▶ _PROBLEM DESCRIPTION_
Examine the material below. Gather every line in which the string "Chavas" appears.

▶ _RECORDS SUPPLIED_
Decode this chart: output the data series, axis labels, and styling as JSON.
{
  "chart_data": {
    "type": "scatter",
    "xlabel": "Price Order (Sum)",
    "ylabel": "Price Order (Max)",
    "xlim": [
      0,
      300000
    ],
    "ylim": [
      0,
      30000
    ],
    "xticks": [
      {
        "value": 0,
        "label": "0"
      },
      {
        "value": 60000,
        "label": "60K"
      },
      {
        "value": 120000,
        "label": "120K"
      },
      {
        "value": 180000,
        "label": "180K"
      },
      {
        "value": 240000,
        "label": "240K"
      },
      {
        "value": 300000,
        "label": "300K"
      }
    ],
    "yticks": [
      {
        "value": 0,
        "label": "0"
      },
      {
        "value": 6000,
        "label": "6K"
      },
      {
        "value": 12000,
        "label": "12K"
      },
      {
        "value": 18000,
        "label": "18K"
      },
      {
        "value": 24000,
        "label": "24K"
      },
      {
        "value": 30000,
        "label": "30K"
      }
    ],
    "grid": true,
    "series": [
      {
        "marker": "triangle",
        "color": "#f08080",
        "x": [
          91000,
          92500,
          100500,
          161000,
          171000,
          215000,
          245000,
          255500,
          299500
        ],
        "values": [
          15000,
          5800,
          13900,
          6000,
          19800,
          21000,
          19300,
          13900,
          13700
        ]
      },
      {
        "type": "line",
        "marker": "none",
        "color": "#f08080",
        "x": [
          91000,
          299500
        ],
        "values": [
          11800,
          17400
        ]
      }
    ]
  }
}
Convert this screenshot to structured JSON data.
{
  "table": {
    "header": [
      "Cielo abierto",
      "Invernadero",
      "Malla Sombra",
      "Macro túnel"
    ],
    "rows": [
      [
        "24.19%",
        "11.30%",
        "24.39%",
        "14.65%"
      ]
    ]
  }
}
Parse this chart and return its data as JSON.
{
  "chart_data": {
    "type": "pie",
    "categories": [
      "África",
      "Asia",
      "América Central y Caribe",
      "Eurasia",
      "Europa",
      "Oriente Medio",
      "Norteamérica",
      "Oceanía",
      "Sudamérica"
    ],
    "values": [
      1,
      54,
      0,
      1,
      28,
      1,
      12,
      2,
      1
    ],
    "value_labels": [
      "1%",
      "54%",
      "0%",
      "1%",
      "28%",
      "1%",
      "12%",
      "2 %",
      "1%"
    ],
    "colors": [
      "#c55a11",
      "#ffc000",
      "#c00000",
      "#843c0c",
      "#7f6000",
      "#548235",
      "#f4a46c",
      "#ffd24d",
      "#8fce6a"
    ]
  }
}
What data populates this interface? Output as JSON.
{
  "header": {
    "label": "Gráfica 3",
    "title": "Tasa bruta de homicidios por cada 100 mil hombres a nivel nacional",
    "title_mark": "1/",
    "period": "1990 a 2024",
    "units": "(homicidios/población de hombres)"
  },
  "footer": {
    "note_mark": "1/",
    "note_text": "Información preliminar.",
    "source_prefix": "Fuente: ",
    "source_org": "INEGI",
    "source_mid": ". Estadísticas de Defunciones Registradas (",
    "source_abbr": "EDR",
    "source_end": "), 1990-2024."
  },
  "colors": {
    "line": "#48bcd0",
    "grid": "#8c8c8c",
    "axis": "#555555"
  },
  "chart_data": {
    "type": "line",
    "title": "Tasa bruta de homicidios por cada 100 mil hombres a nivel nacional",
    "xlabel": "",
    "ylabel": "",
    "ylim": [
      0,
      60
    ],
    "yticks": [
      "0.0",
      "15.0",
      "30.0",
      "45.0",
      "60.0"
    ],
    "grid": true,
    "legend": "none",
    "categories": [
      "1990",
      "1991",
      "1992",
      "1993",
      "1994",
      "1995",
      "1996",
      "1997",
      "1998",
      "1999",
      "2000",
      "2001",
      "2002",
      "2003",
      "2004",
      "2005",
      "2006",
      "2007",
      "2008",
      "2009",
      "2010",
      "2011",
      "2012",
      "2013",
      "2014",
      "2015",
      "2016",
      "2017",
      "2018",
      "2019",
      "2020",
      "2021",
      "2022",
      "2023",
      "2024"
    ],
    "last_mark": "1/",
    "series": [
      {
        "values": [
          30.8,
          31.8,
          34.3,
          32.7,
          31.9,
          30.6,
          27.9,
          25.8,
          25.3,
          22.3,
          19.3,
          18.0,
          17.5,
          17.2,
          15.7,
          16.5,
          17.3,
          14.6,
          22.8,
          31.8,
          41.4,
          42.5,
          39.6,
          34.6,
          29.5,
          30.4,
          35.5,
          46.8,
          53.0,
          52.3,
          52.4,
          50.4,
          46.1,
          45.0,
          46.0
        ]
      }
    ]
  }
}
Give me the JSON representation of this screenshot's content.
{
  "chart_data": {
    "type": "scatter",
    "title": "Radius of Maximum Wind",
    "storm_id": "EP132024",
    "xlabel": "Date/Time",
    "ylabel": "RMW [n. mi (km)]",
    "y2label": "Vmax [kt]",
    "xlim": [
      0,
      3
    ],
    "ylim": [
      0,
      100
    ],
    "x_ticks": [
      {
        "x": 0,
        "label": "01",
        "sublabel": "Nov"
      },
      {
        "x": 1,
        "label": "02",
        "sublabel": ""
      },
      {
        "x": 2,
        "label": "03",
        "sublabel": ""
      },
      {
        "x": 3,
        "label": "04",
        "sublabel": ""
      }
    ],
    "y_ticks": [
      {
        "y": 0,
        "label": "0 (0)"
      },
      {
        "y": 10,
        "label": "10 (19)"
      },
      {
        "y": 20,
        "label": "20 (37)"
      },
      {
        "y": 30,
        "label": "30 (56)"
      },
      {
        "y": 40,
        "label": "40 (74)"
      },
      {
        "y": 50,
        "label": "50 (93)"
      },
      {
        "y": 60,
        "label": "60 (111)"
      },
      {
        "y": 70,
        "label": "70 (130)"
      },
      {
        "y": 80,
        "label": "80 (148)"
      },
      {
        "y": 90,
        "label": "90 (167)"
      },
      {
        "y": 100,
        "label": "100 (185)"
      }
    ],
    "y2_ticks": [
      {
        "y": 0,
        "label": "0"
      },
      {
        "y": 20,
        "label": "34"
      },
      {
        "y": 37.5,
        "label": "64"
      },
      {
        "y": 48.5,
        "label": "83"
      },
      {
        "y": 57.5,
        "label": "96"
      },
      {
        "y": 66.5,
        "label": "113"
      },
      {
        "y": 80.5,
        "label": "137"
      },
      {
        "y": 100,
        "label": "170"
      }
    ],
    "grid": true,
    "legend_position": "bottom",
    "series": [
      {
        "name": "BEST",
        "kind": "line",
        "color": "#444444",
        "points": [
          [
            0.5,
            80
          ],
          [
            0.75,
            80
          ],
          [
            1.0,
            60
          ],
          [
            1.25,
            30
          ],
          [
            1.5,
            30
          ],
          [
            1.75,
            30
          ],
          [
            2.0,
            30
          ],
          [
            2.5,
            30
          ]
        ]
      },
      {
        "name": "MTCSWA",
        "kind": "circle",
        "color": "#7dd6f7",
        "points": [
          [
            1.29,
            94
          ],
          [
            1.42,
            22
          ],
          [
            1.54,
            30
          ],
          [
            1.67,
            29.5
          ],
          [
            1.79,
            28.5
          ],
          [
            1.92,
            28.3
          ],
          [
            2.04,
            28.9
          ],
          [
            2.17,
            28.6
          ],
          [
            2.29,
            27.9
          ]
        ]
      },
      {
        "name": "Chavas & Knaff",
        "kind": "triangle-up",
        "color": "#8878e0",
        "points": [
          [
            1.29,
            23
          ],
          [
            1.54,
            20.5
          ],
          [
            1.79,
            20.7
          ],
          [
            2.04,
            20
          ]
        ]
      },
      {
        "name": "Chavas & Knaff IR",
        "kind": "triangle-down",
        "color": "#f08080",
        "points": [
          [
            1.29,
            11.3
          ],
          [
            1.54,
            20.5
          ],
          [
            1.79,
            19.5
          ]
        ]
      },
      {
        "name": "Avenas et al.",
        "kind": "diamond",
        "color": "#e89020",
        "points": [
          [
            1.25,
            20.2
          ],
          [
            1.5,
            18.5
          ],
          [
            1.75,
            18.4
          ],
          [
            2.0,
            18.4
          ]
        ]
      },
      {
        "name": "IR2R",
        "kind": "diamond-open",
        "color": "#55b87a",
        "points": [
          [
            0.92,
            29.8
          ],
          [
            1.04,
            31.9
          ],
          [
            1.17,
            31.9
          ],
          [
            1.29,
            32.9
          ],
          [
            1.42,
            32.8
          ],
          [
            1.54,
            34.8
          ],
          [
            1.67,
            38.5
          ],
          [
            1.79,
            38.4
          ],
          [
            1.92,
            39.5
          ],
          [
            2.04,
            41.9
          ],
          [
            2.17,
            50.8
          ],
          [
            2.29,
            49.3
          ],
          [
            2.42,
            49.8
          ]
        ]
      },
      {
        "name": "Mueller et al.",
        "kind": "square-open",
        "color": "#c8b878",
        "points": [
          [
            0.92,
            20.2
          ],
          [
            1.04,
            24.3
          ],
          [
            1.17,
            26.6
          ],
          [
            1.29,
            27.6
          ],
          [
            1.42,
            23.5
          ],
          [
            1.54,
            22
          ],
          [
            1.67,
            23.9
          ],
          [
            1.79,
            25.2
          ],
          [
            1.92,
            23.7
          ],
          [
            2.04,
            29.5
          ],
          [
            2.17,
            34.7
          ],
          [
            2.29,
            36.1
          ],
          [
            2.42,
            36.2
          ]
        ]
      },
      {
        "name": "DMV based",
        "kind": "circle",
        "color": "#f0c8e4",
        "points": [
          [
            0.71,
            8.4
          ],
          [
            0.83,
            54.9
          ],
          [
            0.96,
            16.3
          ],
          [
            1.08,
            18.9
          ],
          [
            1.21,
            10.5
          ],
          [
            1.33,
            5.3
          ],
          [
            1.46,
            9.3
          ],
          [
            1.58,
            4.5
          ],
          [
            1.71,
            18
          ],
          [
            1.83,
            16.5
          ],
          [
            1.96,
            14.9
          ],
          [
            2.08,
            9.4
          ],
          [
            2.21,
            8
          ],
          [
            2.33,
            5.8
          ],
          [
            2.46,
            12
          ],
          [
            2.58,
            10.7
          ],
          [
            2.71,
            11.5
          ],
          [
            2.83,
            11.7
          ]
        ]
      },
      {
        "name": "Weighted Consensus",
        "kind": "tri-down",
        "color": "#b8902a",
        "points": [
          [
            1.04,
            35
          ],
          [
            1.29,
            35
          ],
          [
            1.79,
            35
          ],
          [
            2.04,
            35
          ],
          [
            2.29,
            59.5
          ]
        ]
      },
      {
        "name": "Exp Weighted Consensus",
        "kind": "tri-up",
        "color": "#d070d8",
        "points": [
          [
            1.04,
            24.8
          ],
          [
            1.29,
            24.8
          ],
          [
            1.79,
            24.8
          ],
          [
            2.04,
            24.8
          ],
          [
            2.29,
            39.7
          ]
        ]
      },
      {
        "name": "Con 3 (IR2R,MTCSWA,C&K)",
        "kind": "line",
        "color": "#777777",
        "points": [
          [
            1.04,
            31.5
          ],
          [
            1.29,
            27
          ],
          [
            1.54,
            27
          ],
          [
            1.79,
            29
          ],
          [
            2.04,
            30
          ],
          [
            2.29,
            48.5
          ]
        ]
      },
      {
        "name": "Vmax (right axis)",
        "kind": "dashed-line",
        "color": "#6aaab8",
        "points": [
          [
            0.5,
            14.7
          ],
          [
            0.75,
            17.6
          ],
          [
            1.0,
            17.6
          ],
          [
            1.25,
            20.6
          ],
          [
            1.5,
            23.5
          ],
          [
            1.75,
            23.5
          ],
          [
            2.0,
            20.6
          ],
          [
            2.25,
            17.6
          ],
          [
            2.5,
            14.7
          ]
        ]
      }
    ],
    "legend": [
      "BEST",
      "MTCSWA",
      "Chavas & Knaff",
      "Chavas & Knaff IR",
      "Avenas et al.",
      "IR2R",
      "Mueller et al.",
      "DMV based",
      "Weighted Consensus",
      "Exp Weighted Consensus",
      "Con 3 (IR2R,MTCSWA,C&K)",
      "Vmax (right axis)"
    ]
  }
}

▶ _SOLUTION_
        "name": "Chavas & Knaff",
        "name": "Chavas & Knaff IR",
      "Chavas & Knaff",
      "Chavas & Knaff IR",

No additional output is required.